[REQUIREMENT] Rewrite the lines from the one containing "predictor-time-dropdown-panel[interactable]: COG/SOG Predictor" through the one containing "menu-item-label: Set COG/SOG", both included, as a numbered list, leaving out any blank lines.

____________________

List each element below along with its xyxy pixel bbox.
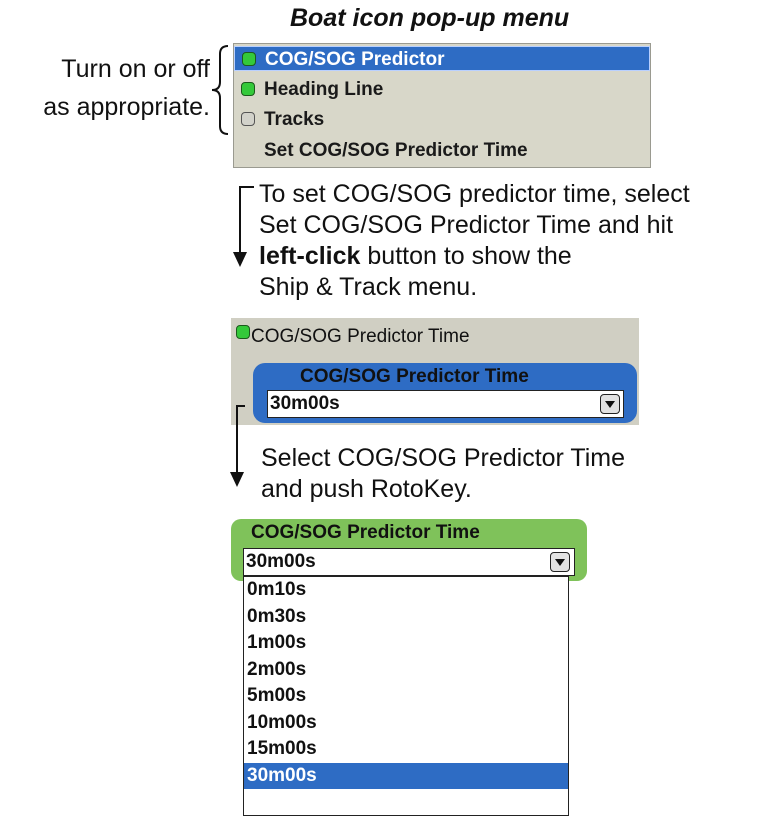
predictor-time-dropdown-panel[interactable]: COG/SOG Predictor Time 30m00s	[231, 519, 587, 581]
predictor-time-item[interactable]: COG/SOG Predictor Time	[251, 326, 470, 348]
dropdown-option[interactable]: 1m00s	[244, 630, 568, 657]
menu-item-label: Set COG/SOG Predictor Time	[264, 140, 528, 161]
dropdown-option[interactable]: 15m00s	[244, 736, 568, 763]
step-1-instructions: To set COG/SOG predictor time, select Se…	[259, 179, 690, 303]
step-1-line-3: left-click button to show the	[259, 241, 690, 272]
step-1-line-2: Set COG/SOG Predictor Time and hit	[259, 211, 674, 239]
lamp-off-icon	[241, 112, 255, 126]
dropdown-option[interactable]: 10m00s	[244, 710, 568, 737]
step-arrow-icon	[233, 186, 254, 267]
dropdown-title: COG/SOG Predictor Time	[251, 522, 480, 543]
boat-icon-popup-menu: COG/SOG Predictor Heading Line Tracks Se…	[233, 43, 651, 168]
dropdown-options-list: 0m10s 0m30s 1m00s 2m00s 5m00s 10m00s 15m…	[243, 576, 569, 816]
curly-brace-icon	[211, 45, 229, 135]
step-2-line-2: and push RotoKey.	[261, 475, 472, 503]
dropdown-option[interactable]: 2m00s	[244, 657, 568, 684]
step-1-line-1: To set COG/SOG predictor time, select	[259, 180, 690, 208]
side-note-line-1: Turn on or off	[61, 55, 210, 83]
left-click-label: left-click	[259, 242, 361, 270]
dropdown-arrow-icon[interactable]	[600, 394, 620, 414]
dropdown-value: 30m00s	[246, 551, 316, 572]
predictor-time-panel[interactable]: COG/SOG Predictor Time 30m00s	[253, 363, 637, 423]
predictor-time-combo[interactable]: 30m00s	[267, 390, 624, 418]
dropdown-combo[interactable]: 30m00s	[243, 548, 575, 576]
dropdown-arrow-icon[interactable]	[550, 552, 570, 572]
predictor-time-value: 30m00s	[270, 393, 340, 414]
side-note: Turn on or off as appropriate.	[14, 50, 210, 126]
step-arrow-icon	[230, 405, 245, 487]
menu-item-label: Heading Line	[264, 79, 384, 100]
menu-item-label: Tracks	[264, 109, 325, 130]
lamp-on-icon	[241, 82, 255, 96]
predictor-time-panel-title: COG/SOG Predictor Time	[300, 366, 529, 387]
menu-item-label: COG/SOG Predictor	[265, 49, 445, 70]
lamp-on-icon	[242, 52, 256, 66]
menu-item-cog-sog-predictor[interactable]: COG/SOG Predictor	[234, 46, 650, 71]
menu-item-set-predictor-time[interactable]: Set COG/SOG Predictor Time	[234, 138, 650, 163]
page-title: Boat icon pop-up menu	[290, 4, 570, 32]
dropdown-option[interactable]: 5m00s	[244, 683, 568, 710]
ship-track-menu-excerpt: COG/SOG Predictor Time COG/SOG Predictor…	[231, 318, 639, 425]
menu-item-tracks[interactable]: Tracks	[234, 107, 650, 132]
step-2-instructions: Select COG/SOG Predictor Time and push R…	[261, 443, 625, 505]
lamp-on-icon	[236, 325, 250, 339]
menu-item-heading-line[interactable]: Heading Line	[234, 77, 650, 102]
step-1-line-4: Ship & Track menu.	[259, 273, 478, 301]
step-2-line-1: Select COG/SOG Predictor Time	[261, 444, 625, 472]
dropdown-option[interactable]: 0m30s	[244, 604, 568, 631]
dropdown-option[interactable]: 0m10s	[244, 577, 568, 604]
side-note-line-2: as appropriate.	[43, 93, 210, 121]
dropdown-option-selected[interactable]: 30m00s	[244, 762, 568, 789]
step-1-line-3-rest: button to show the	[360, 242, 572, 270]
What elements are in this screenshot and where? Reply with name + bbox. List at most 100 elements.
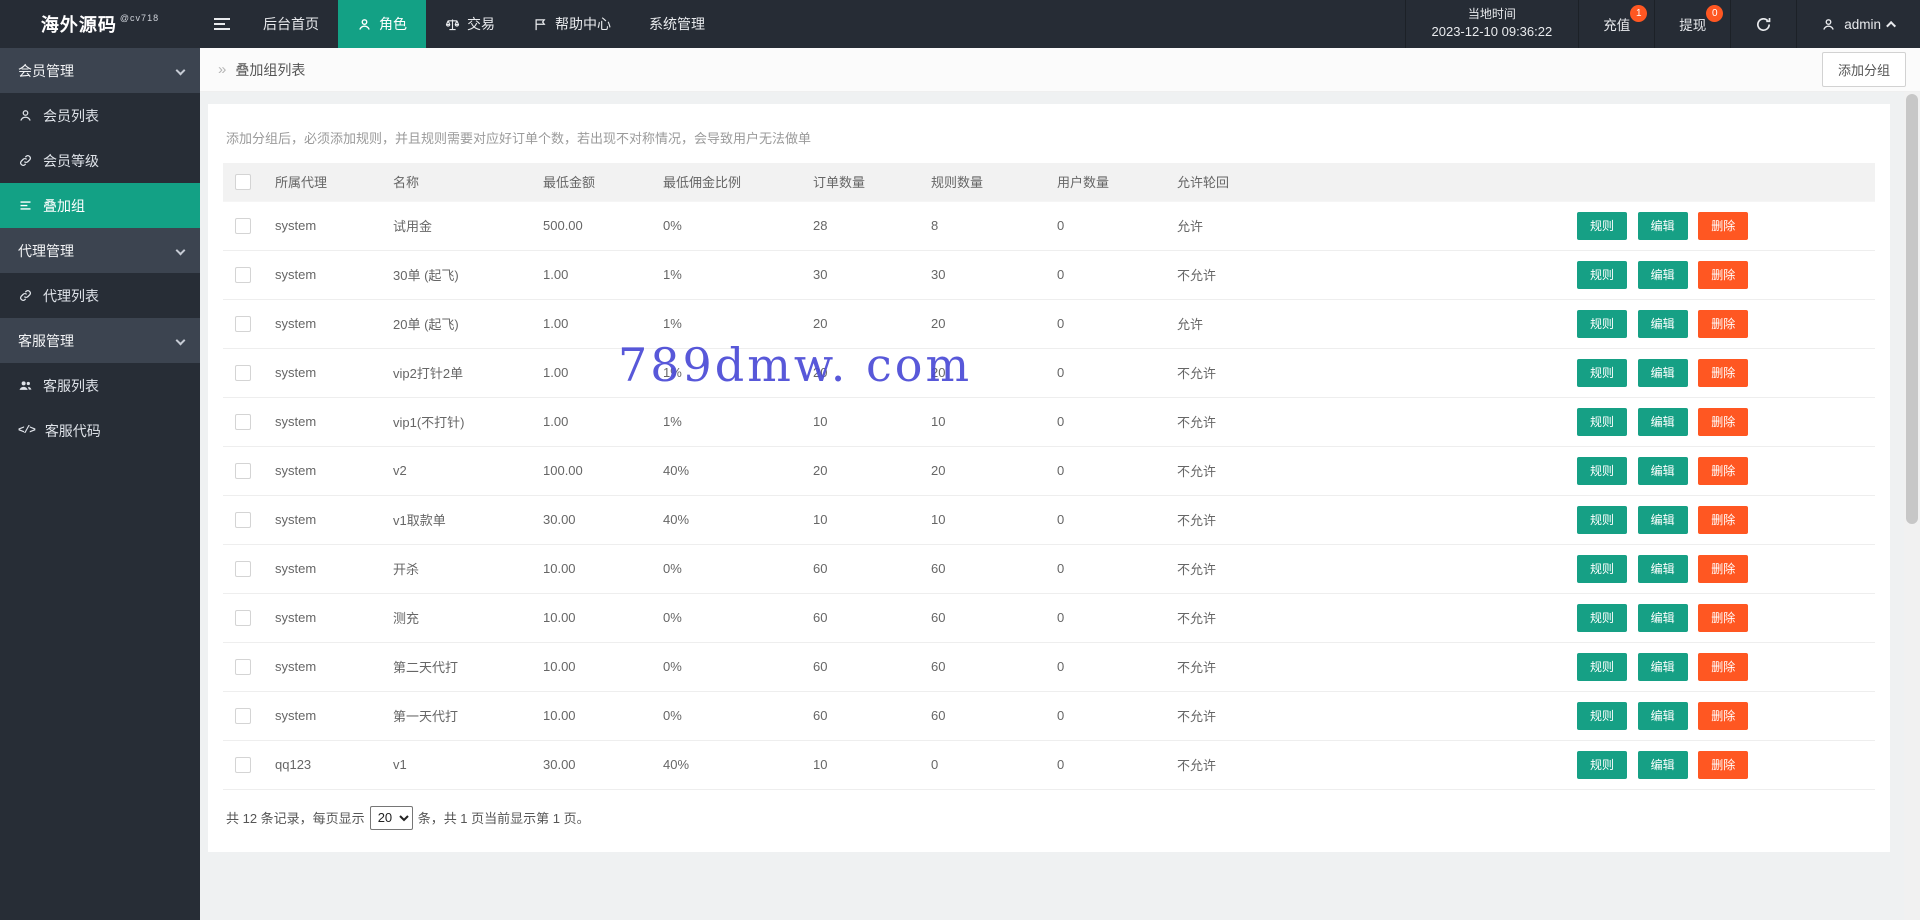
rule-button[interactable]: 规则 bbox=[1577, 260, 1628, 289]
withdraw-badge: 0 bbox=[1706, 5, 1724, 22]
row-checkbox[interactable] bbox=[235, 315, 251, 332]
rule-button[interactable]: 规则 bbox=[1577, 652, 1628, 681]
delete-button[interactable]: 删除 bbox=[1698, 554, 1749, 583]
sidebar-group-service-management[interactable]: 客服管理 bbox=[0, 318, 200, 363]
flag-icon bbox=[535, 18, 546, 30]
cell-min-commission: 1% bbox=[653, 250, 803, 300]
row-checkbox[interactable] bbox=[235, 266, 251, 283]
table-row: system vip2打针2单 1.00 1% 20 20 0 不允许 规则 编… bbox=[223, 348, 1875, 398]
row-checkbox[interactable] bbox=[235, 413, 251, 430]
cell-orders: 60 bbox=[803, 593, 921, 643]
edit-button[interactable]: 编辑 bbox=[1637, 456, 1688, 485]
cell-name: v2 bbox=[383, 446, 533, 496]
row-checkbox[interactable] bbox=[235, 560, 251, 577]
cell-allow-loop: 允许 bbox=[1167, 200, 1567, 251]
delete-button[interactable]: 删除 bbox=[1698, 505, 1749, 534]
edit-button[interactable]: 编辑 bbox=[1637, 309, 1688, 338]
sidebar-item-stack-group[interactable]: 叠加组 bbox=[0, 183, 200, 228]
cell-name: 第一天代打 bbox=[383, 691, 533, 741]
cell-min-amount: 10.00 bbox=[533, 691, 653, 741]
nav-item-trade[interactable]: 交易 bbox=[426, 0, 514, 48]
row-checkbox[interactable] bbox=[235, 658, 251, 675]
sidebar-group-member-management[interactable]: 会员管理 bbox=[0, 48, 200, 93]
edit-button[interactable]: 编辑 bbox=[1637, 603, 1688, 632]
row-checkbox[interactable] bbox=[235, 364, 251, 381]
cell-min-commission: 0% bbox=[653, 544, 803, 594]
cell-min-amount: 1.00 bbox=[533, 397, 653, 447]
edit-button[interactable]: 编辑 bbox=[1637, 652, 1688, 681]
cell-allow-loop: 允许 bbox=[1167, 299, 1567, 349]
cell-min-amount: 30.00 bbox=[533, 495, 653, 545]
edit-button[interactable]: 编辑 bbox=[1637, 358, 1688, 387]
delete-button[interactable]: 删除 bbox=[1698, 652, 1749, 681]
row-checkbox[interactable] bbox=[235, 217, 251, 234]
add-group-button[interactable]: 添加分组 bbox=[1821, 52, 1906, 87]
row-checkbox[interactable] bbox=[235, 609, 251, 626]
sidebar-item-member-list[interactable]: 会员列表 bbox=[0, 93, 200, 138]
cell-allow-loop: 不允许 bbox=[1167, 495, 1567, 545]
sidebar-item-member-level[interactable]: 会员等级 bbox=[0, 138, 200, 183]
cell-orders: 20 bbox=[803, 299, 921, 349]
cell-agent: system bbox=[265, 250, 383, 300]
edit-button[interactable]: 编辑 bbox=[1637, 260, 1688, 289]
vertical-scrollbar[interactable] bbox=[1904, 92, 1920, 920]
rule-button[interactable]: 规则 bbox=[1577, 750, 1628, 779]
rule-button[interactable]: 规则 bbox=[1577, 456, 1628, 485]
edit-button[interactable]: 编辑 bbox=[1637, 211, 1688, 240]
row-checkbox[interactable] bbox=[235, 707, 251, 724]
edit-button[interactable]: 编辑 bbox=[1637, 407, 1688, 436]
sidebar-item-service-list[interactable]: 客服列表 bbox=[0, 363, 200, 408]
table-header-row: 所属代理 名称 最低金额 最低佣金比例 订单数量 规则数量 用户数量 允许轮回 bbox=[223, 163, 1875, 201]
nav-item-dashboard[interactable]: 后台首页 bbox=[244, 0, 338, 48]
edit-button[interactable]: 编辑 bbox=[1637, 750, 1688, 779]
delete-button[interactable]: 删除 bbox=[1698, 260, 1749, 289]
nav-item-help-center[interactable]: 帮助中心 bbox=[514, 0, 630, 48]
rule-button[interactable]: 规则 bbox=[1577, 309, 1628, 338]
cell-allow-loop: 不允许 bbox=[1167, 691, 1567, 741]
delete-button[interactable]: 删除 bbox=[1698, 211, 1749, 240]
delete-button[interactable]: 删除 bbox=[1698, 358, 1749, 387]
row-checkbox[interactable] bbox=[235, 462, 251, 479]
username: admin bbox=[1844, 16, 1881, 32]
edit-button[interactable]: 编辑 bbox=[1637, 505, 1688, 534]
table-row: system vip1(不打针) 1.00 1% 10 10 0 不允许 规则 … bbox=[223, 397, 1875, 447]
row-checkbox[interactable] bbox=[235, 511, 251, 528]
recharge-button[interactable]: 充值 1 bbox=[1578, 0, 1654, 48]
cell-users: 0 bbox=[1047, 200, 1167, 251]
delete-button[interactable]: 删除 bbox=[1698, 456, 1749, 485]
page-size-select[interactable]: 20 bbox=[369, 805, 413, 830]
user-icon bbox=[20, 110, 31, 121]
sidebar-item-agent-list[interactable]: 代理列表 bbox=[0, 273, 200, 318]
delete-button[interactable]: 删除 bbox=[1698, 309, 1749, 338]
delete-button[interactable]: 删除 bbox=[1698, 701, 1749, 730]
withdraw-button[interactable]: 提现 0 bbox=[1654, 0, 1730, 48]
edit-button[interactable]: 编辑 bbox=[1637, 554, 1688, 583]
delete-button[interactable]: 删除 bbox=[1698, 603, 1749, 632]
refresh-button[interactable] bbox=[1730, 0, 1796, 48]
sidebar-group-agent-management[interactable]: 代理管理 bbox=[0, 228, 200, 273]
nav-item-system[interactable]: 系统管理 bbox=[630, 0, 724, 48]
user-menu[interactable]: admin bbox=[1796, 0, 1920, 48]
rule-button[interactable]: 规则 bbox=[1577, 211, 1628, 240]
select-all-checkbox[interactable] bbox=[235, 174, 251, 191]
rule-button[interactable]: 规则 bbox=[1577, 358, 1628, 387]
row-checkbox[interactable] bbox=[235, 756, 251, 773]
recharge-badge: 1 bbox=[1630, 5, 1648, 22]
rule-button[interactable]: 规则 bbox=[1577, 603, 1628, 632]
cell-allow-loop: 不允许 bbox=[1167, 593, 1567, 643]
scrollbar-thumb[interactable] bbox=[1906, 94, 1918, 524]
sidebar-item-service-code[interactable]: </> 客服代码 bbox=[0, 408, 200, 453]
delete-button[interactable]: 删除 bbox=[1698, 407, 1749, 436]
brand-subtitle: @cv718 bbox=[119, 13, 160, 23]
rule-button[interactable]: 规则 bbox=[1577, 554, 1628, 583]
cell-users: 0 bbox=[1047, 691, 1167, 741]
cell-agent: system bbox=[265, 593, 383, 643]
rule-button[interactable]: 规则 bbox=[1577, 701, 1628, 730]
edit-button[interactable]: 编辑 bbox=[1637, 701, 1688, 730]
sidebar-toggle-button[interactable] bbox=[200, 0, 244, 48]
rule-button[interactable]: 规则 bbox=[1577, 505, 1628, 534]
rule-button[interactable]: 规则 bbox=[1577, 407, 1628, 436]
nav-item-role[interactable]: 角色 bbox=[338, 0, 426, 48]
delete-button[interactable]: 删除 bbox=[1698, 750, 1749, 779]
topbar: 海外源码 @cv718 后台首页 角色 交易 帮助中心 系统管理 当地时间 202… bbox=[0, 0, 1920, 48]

____________________

[RESPONSE TO THIS TASK]
1. predictor-time-dropdown-panel[interactable]: COG/SOG Predictor Time 30m00s	[231, 519, 587, 581]
2. predictor-time-item[interactable]: COG/SOG Predictor Time	[251, 326, 470, 348]
3. dropdown-option[interactable]: 1m00s	[244, 630, 568, 657]
4. menu-item-label: Set COG/SOG Predictor Time	[264, 140, 528, 161]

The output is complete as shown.